── DATA EXCERPTS

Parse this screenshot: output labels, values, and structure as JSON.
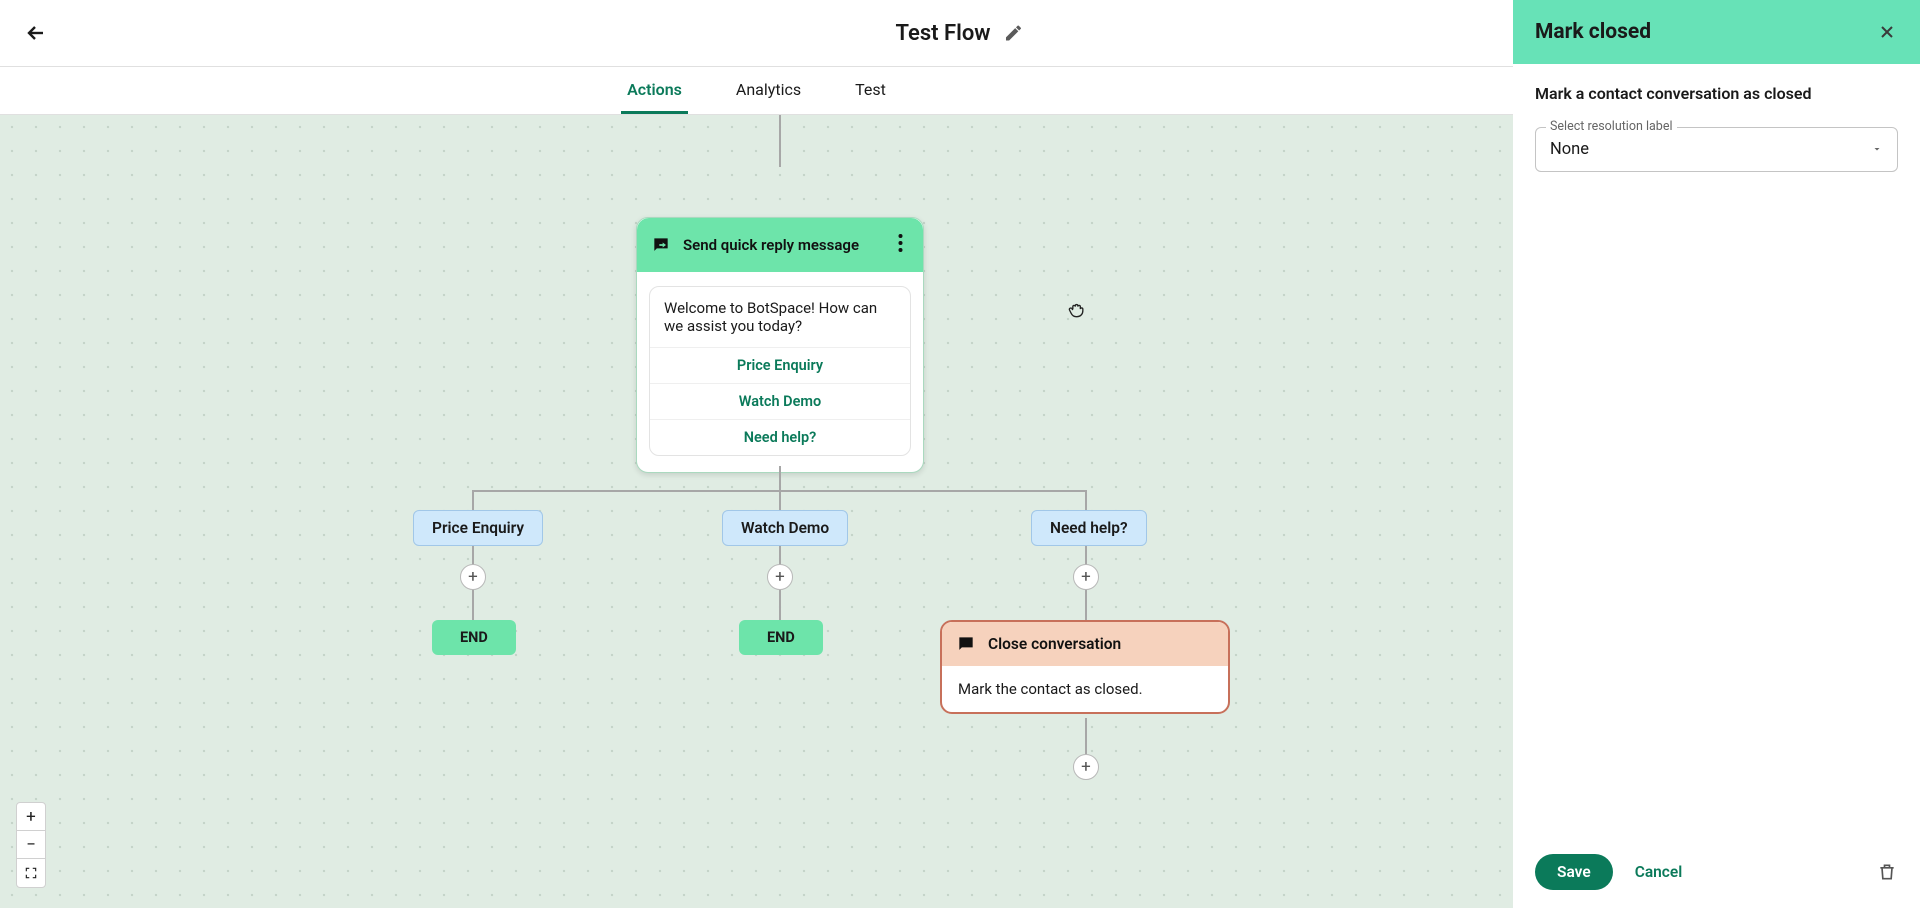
{
  "page_title": "Test Flow",
  "tabs": {
    "actions": "Actions",
    "analytics": "Analytics",
    "test": "Test"
  },
  "quick_reply_node": {
    "title": "Send quick reply message",
    "message": "Welcome to BotSpace! How can we assist you today?",
    "options": [
      "Price Enquiry",
      "Watch Demo",
      "Need help?"
    ]
  },
  "branches": {
    "b1": "Price Enquiry",
    "b2": "Watch Demo",
    "b3": "Need help?"
  },
  "end_label": "END",
  "close_conv_node": {
    "title": "Close conversation",
    "body": "Mark the contact as closed."
  },
  "side_panel": {
    "title": "Mark closed",
    "description": "Mark a contact conversation as closed",
    "select_label": "Select resolution label",
    "select_value": "None",
    "save": "Save",
    "cancel": "Cancel"
  }
}
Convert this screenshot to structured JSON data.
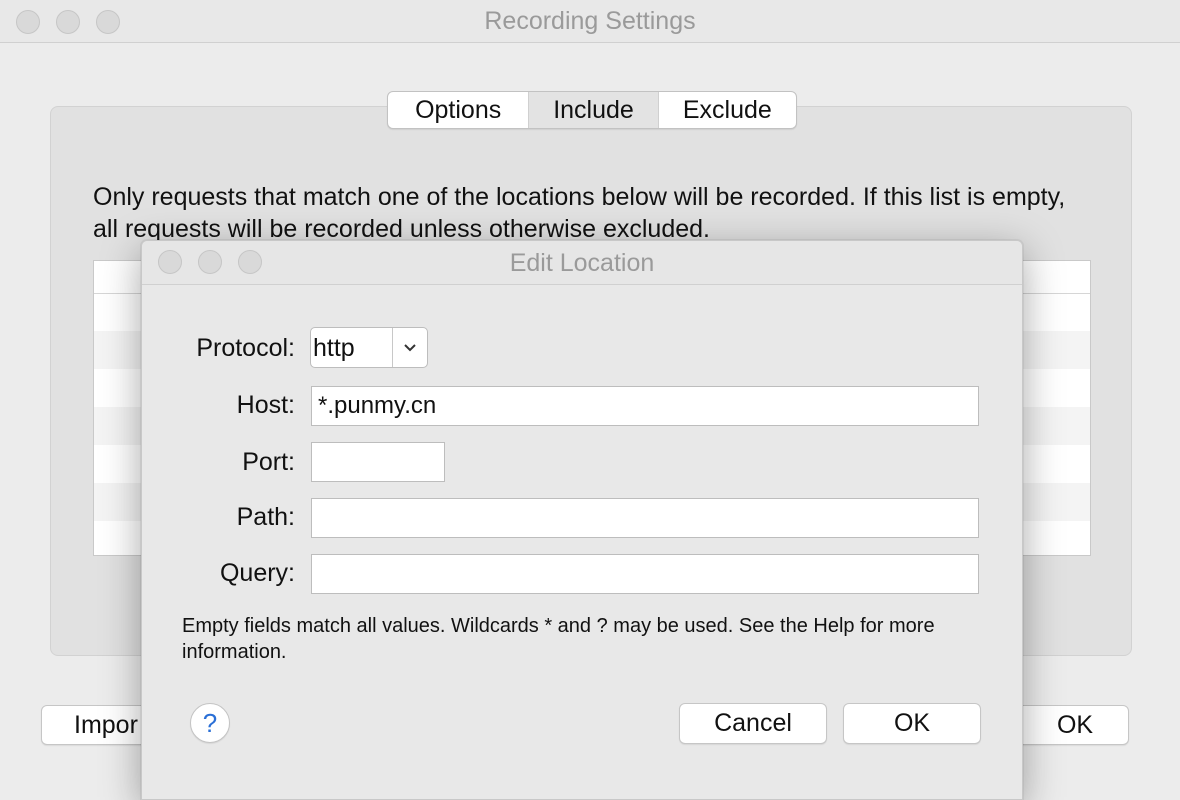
{
  "main_window": {
    "title": "Recording Settings",
    "tabs": [
      {
        "label": "Options",
        "active": false
      },
      {
        "label": "Include",
        "active": true
      },
      {
        "label": "Exclude",
        "active": false
      }
    ],
    "description": "Only requests that match one of the locations below will be recorded. If this list is empty, all requests will be recorded unless otherwise excluded.",
    "import_button_label": "Impor",
    "ok_button_label": "OK"
  },
  "dialog": {
    "title": "Edit Location",
    "fields": {
      "protocol_label": "Protocol:",
      "protocol_value": "http",
      "host_label": "Host:",
      "host_value": "*.punmy.cn",
      "port_label": "Port:",
      "port_value": "",
      "path_label": "Path:",
      "path_value": "",
      "query_label": "Query:",
      "query_value": ""
    },
    "note": "Empty fields match all values. Wildcards * and ? may be used. See the Help for more information.",
    "help_glyph": "?",
    "cancel_label": "Cancel",
    "ok_label": "OK"
  },
  "colors": {
    "window_bg": "#ececec",
    "help_accent": "#2a6fd6"
  }
}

────

* **EXERCISE AIM**: Go back to the records above and write them out exactly, without the pictures.

* **RESULT**:
Parse this screenshot: output labels, values, and structure as JSON.
{
  "page_title": "Test Flow",
  "tabs": {
    "actions": "Actions",
    "analytics": "Analytics",
    "test": "Test"
  },
  "quick_reply_node": {
    "title": "Send quick reply message",
    "message": "Welcome to BotSpace! How can we assist you today?",
    "options": [
      "Price Enquiry",
      "Watch Demo",
      "Need help?"
    ]
  },
  "branches": {
    "b1": "Price Enquiry",
    "b2": "Watch Demo",
    "b3": "Need help?"
  },
  "end_label": "END",
  "close_conv_node": {
    "title": "Close conversation",
    "body": "Mark the contact as closed."
  },
  "side_panel": {
    "title": "Mark closed",
    "description": "Mark a contact conversation as closed",
    "select_label": "Select resolution label",
    "select_value": "None",
    "save": "Save",
    "cancel": "Cancel"
  }
}
Convert this screenshot to structured JSON data.
{
  "main_window": {
    "title": "Recording Settings",
    "tabs": [
      {
        "label": "Options",
        "active": false
      },
      {
        "label": "Include",
        "active": true
      },
      {
        "label": "Exclude",
        "active": false
      }
    ],
    "description": "Only requests that match one of the locations below will be recorded. If this list is empty, all requests will be recorded unless otherwise excluded.",
    "import_button_label": "Impor",
    "ok_button_label": "OK"
  },
  "dialog": {
    "title": "Edit Location",
    "fields": {
      "protocol_label": "Protocol:",
      "protocol_value": "http",
      "host_label": "Host:",
      "host_value": "*.punmy.cn",
      "port_label": "Port:",
      "port_value": "",
      "path_label": "Path:",
      "path_value": "",
      "query_label": "Query:",
      "query_value": ""
    },
    "note": "Empty fields match all values. Wildcards * and ? may be used. See the Help for more information.",
    "help_glyph": "?",
    "cancel_label": "Cancel",
    "ok_label": "OK"
  },
  "colors": {
    "window_bg": "#ececec",
    "help_accent": "#2a6fd6"
  }
}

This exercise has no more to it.